Instructions for the task: Reproduce all of the data exactly.

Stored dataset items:
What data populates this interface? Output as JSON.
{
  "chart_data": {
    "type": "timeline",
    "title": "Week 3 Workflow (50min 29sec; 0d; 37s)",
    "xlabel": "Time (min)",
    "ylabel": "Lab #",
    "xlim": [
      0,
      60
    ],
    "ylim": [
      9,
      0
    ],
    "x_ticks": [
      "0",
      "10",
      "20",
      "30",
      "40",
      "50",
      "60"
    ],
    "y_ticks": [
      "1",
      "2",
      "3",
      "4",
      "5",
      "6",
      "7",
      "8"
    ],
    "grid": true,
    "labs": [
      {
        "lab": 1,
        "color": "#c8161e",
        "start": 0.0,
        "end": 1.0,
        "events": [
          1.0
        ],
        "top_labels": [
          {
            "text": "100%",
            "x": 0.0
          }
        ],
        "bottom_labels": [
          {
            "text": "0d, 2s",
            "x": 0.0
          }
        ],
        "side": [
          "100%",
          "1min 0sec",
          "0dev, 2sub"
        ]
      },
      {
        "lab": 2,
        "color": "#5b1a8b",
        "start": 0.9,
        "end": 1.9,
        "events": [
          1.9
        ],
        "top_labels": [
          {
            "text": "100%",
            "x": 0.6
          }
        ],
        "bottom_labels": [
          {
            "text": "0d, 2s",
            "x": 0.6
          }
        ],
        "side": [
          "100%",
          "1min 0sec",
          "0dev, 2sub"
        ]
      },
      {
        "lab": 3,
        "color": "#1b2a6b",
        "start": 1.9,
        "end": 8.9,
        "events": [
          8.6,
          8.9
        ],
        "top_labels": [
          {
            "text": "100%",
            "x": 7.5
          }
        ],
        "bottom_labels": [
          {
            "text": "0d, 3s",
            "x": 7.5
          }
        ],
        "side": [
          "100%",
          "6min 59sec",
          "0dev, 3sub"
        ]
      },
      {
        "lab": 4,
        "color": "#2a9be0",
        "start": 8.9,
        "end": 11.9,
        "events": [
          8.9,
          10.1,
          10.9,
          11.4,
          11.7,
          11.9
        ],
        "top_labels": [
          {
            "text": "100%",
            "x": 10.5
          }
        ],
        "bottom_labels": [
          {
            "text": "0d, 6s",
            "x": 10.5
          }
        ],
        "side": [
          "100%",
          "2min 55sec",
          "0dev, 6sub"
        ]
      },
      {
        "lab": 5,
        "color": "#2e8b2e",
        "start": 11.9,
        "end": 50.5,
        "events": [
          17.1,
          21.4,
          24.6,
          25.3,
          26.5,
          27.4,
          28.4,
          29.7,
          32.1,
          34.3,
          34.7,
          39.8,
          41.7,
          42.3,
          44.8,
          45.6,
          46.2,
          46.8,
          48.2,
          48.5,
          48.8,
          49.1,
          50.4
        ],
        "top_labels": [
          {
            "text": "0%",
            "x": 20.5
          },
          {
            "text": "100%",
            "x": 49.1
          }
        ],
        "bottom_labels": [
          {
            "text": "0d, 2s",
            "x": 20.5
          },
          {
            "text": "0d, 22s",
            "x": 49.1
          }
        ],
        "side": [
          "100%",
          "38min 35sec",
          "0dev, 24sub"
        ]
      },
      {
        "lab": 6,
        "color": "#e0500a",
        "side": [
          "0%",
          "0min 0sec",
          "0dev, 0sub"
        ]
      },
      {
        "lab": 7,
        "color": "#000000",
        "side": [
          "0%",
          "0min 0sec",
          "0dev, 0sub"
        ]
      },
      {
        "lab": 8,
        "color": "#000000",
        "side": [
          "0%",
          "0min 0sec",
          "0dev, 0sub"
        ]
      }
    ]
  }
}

Exercise response:
What data populates this interface? Output as JSON.
{
  "chart_data": {
    "type": "timeline",
    "title": "Week 3 Workflow (50min 29sec; 0d; 37s)",
    "xlabel": "Time (min)",
    "ylabel": "Lab #",
    "xlim": [
      0,
      60
    ],
    "ylim": [
      9,
      0
    ],
    "x_ticks": [
      "0",
      "10",
      "20",
      "30",
      "40",
      "50",
      "60"
    ],
    "y_ticks": [
      "1",
      "2",
      "3",
      "4",
      "5",
      "6",
      "7",
      "8"
    ],
    "grid": true,
    "labs": [
      {
        "lab": 1,
        "color": "#c8161e",
        "start": 0.0,
        "end": 1.0,
        "events": [
          1.0
        ],
        "top_labels": [
          {
            "text": "100%",
            "x": 0.0
          }
        ],
        "bottom_labels": [
          {
            "text": "0d, 2s",
            "x": 0.0
          }
        ],
        "side": [
          "100%",
          "1min 0sec",
          "0dev, 2sub"
        ]
      },
      {
        "lab": 2,
        "color": "#5b1a8b",
        "start": 0.9,
        "end": 1.9,
        "events": [
          1.9
        ],
        "top_labels": [
          {
            "text": "100%",
            "x": 0.6
          }
        ],
        "bottom_labels": [
          {
            "text": "0d, 2s",
            "x": 0.6
          }
        ],
        "side": [
          "100%",
          "1min 0sec",
          "0dev, 2sub"
        ]
      },
      {
        "lab": 3,
        "color": "#1b2a6b",
        "start": 1.9,
        "end": 8.9,
        "events": [
          8.6,
          8.9
        ],
        "top_labels": [
          {
            "text": "100%",
            "x": 7.5
          }
        ],
        "bottom_labels": [
          {
            "text": "0d, 3s",
            "x": 7.5
          }
        ],
        "side": [
          "100%",
          "6min 59sec",
          "0dev, 3sub"
        ]
      },
      {
        "lab": 4,
        "color": "#2a9be0",
        "start": 8.9,
        "end": 11.9,
        "events": [
          8.9,
          10.1,
          10.9,
          11.4,
          11.7,
          11.9
        ],
        "top_labels": [
          {
            "text": "100%",
            "x": 10.5
          }
        ],
        "bottom_labels": [
          {
            "text": "0d, 6s",
            "x": 10.5
          }
        ],
        "side": [
          "100%",
          "2min 55sec",
          "0dev, 6sub"
        ]
      },
      {
        "lab": 5,
        "color": "#2e8b2e",
        "start": 11.9,
        "end": 50.5,
        "events": [
          17.1,
          21.4,
          24.6,
          25.3,
          26.5,
          27.4,
          28.4,
          29.7,
          32.1,
          34.3,
          34.7,
          39.8,
          41.7,
          42.3,
          44.8,
          45.6,
          46.2,
          46.8,
          48.2,
          48.5,
          48.8,
          49.1,
          50.4
        ],
        "top_labels": [
          {
            "text": "0%",
            "x": 20.5
          },
          {
            "text": "100%",
            "x": 49.1
          }
        ],
        "bottom_labels": [
          {
            "text": "0d, 2s",
            "x": 20.5
          },
          {
            "text": "0d, 22s",
            "x": 49.1
          }
        ],
        "side": [
          "100%",
          "38min 35sec",
          "0dev, 24sub"
        ]
      },
      {
        "lab": 6,
        "color": "#e0500a",
        "side": [
          "0%",
          "0min 0sec",
          "0dev, 0sub"
        ]
      },
      {
        "lab": 7,
        "color": "#000000",
        "side": [
          "0%",
          "0min 0sec",
          "0dev, 0sub"
        ]
      },
      {
        "lab": 8,
        "color": "#000000",
        "side": [
          "0%",
          "0min 0sec",
          "0dev, 0sub"
        ]
      }
    ]
  }
}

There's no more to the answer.